(Stored data entries)
--- begin ---

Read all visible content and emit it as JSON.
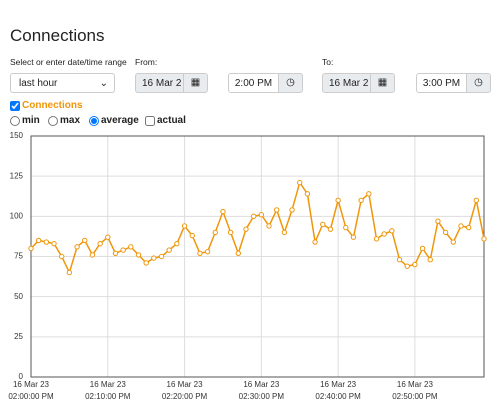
{
  "header": {
    "title": "Connections"
  },
  "controls": {
    "range_label": "Select or enter date/time range",
    "range_value": "last hour",
    "from_label": "From:",
    "from_date": "16 Mar 2",
    "from_time": "2:00 PM",
    "to_label": "To:",
    "to_date": "16 Mar 2",
    "to_time": "3:00 PM"
  },
  "options": [
    "min",
    "max",
    "average",
    "actual"
  ],
  "chart_data": {
    "type": "line",
    "x": [
      "16 Mar 23 02:00:00 PM",
      "16 Mar 23 02:01:00 PM",
      "16 Mar 23 02:02:00 PM",
      "16 Mar 23 02:03:00 PM",
      "16 Mar 23 02:04:00 PM",
      "16 Mar 23 02:05:00 PM",
      "16 Mar 23 02:06:00 PM",
      "16 Mar 23 02:07:00 PM",
      "16 Mar 23 02:08:00 PM",
      "16 Mar 23 02:09:00 PM",
      "16 Mar 23 02:10:00 PM",
      "16 Mar 23 02:11:00 PM",
      "16 Mar 23 02:12:00 PM",
      "16 Mar 23 02:13:00 PM",
      "16 Mar 23 02:14:00 PM",
      "16 Mar 23 02:15:00 PM",
      "16 Mar 23 02:16:00 PM",
      "16 Mar 23 02:17:00 PM",
      "16 Mar 23 02:18:00 PM",
      "16 Mar 23 02:19:00 PM",
      "16 Mar 23 02:20:00 PM",
      "16 Mar 23 02:21:00 PM",
      "16 Mar 23 02:22:00 PM",
      "16 Mar 23 02:23:00 PM",
      "16 Mar 23 02:24:00 PM",
      "16 Mar 23 02:25:00 PM",
      "16 Mar 23 02:26:00 PM",
      "16 Mar 23 02:27:00 PM",
      "16 Mar 23 02:28:00 PM",
      "16 Mar 23 02:29:00 PM",
      "16 Mar 23 02:30:00 PM",
      "16 Mar 23 02:31:00 PM",
      "16 Mar 23 02:32:00 PM",
      "16 Mar 23 02:33:00 PM",
      "16 Mar 23 02:34:00 PM",
      "16 Mar 23 02:35:00 PM",
      "16 Mar 23 02:36:00 PM",
      "16 Mar 23 02:37:00 PM",
      "16 Mar 23 02:38:00 PM",
      "16 Mar 23 02:39:00 PM",
      "16 Mar 23 02:40:00 PM",
      "16 Mar 23 02:41:00 PM",
      "16 Mar 23 02:42:00 PM",
      "16 Mar 23 02:43:00 PM",
      "16 Mar 23 02:44:00 PM",
      "16 Mar 23 02:45:00 PM",
      "16 Mar 23 02:46:00 PM",
      "16 Mar 23 02:47:00 PM",
      "16 Mar 23 02:48:00 PM",
      "16 Mar 23 02:49:00 PM",
      "16 Mar 23 02:50:00 PM",
      "16 Mar 23 02:51:00 PM",
      "16 Mar 23 02:52:00 PM",
      "16 Mar 23 02:53:00 PM",
      "16 Mar 23 02:54:00 PM",
      "16 Mar 23 02:55:00 PM",
      "16 Mar 23 02:56:00 PM",
      "16 Mar 23 02:57:00 PM",
      "16 Mar 23 02:58:00 PM",
      "16 Mar 23 02:59:00 PM"
    ],
    "series": [
      {
        "name": "Connections",
        "color": "#f0960a",
        "values": [
          80,
          85,
          84,
          83,
          75,
          65,
          81,
          85,
          76,
          83,
          87,
          77,
          79,
          81,
          76,
          71,
          74,
          75,
          79,
          83,
          94,
          88,
          77,
          78,
          90,
          103,
          90,
          77,
          92,
          100,
          101,
          94,
          104,
          90,
          104,
          121,
          114,
          84,
          95,
          92,
          110,
          93,
          87,
          110,
          114,
          86,
          89,
          91,
          73,
          69,
          70,
          80,
          73,
          97,
          90,
          84,
          94,
          93,
          110,
          86
        ]
      }
    ],
    "xlim": [
      "16 Mar 23 02:00:00 PM",
      "16 Mar 23 02:59:00 PM"
    ],
    "xticks": [
      "16 Mar 23 02:00:00 PM",
      "16 Mar 23 02:10:00 PM",
      "16 Mar 23 02:20:00 PM",
      "16 Mar 23 02:30:00 PM",
      "16 Mar 23 02:40:00 PM",
      "16 Mar 23 02:50:00 PM"
    ],
    "ylim": [
      0,
      150
    ],
    "yticks": [
      0,
      25,
      50,
      75,
      100,
      125,
      150
    ],
    "grid": true
  }
}
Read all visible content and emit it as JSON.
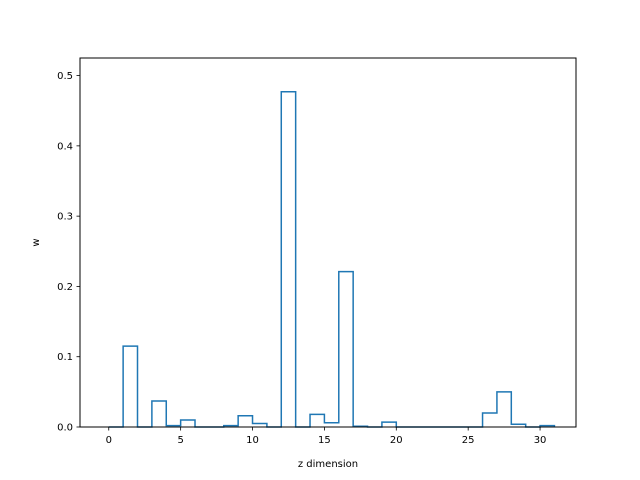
{
  "chart_data": {
    "type": "bar",
    "style": "step-histogram",
    "title": "",
    "xlabel": "z dimension",
    "ylabel": "w",
    "xlim": [
      -2,
      32.5
    ],
    "ylim": [
      0,
      0.525
    ],
    "xticks": [
      0,
      5,
      10,
      15,
      20,
      25,
      30
    ],
    "xtick_labels": [
      "0",
      "5",
      "10",
      "15",
      "20",
      "25",
      "30"
    ],
    "yticks": [
      0.0,
      0.1,
      0.2,
      0.3,
      0.4,
      0.5
    ],
    "ytick_labels": [
      "0.0",
      "0.1",
      "0.2",
      "0.3",
      "0.4",
      "0.5"
    ],
    "grid": false,
    "color": "#1f77b4",
    "x": [
      0,
      1,
      2,
      3,
      4,
      5,
      6,
      7,
      8,
      9,
      10,
      11,
      12,
      13,
      14,
      15,
      16,
      17,
      18,
      19,
      20,
      21,
      22,
      23,
      24,
      25,
      26,
      27,
      28,
      29,
      30
    ],
    "values": [
      0.0,
      0.115,
      0.0,
      0.037,
      0.002,
      0.01,
      0.0,
      0.0,
      0.002,
      0.016,
      0.005,
      0.0,
      0.477,
      0.0,
      0.018,
      0.006,
      0.221,
      0.001,
      0.0,
      0.007,
      0.0,
      0.0,
      0.0,
      0.0,
      0.0,
      0.0,
      0.02,
      0.05,
      0.004,
      0.0,
      0.002
    ]
  }
}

--- end ---

◆ What is expected
Retype all entries exactly as they appear, dropping the images.

◆ Exercise response
Read all visible content and emit it as JSON.
{
  "header": {
    "title": "Connections"
  },
  "controls": {
    "range_label": "Select or enter date/time range",
    "range_value": "last hour",
    "from_label": "From:",
    "from_date": "16 Mar 2",
    "from_time": "2:00 PM",
    "to_label": "To:",
    "to_date": "16 Mar 2",
    "to_time": "3:00 PM"
  },
  "options": [
    "min",
    "max",
    "average",
    "actual"
  ],
  "chart_data": {
    "type": "line",
    "x": [
      "16 Mar 23 02:00:00 PM",
      "16 Mar 23 02:01:00 PM",
      "16 Mar 23 02:02:00 PM",
      "16 Mar 23 02:03:00 PM",
      "16 Mar 23 02:04:00 PM",
      "16 Mar 23 02:05:00 PM",
      "16 Mar 23 02:06:00 PM",
      "16 Mar 23 02:07:00 PM",
      "16 Mar 23 02:08:00 PM",
      "16 Mar 23 02:09:00 PM",
      "16 Mar 23 02:10:00 PM",
      "16 Mar 23 02:11:00 PM",
      "16 Mar 23 02:12:00 PM",
      "16 Mar 23 02:13:00 PM",
      "16 Mar 23 02:14:00 PM",
      "16 Mar 23 02:15:00 PM",
      "16 Mar 23 02:16:00 PM",
      "16 Mar 23 02:17:00 PM",
      "16 Mar 23 02:18:00 PM",
      "16 Mar 23 02:19:00 PM",
      "16 Mar 23 02:20:00 PM",
      "16 Mar 23 02:21:00 PM",
      "16 Mar 23 02:22:00 PM",
      "16 Mar 23 02:23:00 PM",
      "16 Mar 23 02:24:00 PM",
      "16 Mar 23 02:25:00 PM",
      "16 Mar 23 02:26:00 PM",
      "16 Mar 23 02:27:00 PM",
      "16 Mar 23 02:28:00 PM",
      "16 Mar 23 02:29:00 PM",
      "16 Mar 23 02:30:00 PM",
      "16 Mar 23 02:31:00 PM",
      "16 Mar 23 02:32:00 PM",
      "16 Mar 23 02:33:00 PM",
      "16 Mar 23 02:34:00 PM",
      "16 Mar 23 02:35:00 PM",
      "16 Mar 23 02:36:00 PM",
      "16 Mar 23 02:37:00 PM",
      "16 Mar 23 02:38:00 PM",
      "16 Mar 23 02:39:00 PM",
      "16 Mar 23 02:40:00 PM",
      "16 Mar 23 02:41:00 PM",
      "16 Mar 23 02:42:00 PM",
      "16 Mar 23 02:43:00 PM",
      "16 Mar 23 02:44:00 PM",
      "16 Mar 23 02:45:00 PM",
      "16 Mar 23 02:46:00 PM",
      "16 Mar 23 02:47:00 PM",
      "16 Mar 23 02:48:00 PM",
      "16 Mar 23 02:49:00 PM",
      "16 Mar 23 02:50:00 PM",
      "16 Mar 23 02:51:00 PM",
      "16 Mar 23 02:52:00 PM",
      "16 Mar 23 02:53:00 PM",
      "16 Mar 23 02:54:00 PM",
      "16 Mar 23 02:55:00 PM",
      "16 Mar 23 02:56:00 PM",
      "16 Mar 23 02:57:00 PM",
      "16 Mar 23 02:58:00 PM",
      "16 Mar 23 02:59:00 PM"
    ],
    "series": [
      {
        "name": "Connections",
        "color": "#f0960a",
        "values": [
          80,
          85,
          84,
          83,
          75,
          65,
          81,
          85,
          76,
          83,
          87,
          77,
          79,
          81,
          76,
          71,
          74,
          75,
          79,
          83,
          94,
          88,
          77,
          78,
          90,
          103,
          90,
          77,
          92,
          100,
          101,
          94,
          104,
          90,
          104,
          121,
          114,
          84,
          95,
          92,
          110,
          93,
          87,
          110,
          114,
          86,
          89,
          91,
          73,
          69,
          70,
          80,
          73,
          97,
          90,
          84,
          94,
          93,
          110,
          86
        ]
      }
    ],
    "xlim": [
      "16 Mar 23 02:00:00 PM",
      "16 Mar 23 02:59:00 PM"
    ],
    "xticks": [
      "16 Mar 23 02:00:00 PM",
      "16 Mar 23 02:10:00 PM",
      "16 Mar 23 02:20:00 PM",
      "16 Mar 23 02:30:00 PM",
      "16 Mar 23 02:40:00 PM",
      "16 Mar 23 02:50:00 PM"
    ],
    "ylim": [
      0,
      150
    ],
    "yticks": [
      0,
      25,
      50,
      75,
      100,
      125,
      150
    ],
    "grid": true
  }
}
Read all visible content and emit it as JSON.
{
  "chart_data": {
    "type": "bar",
    "style": "step-histogram",
    "title": "",
    "xlabel": "z dimension",
    "ylabel": "w",
    "xlim": [
      -2,
      32.5
    ],
    "ylim": [
      0,
      0.525
    ],
    "xticks": [
      0,
      5,
      10,
      15,
      20,
      25,
      30
    ],
    "xtick_labels": [
      "0",
      "5",
      "10",
      "15",
      "20",
      "25",
      "30"
    ],
    "yticks": [
      0.0,
      0.1,
      0.2,
      0.3,
      0.4,
      0.5
    ],
    "ytick_labels": [
      "0.0",
      "0.1",
      "0.2",
      "0.3",
      "0.4",
      "0.5"
    ],
    "grid": false,
    "color": "#1f77b4",
    "x": [
      0,
      1,
      2,
      3,
      4,
      5,
      6,
      7,
      8,
      9,
      10,
      11,
      12,
      13,
      14,
      15,
      16,
      17,
      18,
      19,
      20,
      21,
      22,
      23,
      24,
      25,
      26,
      27,
      28,
      29,
      30
    ],
    "values": [
      0.0,
      0.115,
      0.0,
      0.037,
      0.002,
      0.01,
      0.0,
      0.0,
      0.002,
      0.016,
      0.005,
      0.0,
      0.477,
      0.0,
      0.018,
      0.006,
      0.221,
      0.001,
      0.0,
      0.007,
      0.0,
      0.0,
      0.0,
      0.0,
      0.0,
      0.0,
      0.02,
      0.05,
      0.004,
      0.0,
      0.002
    ]
  }
}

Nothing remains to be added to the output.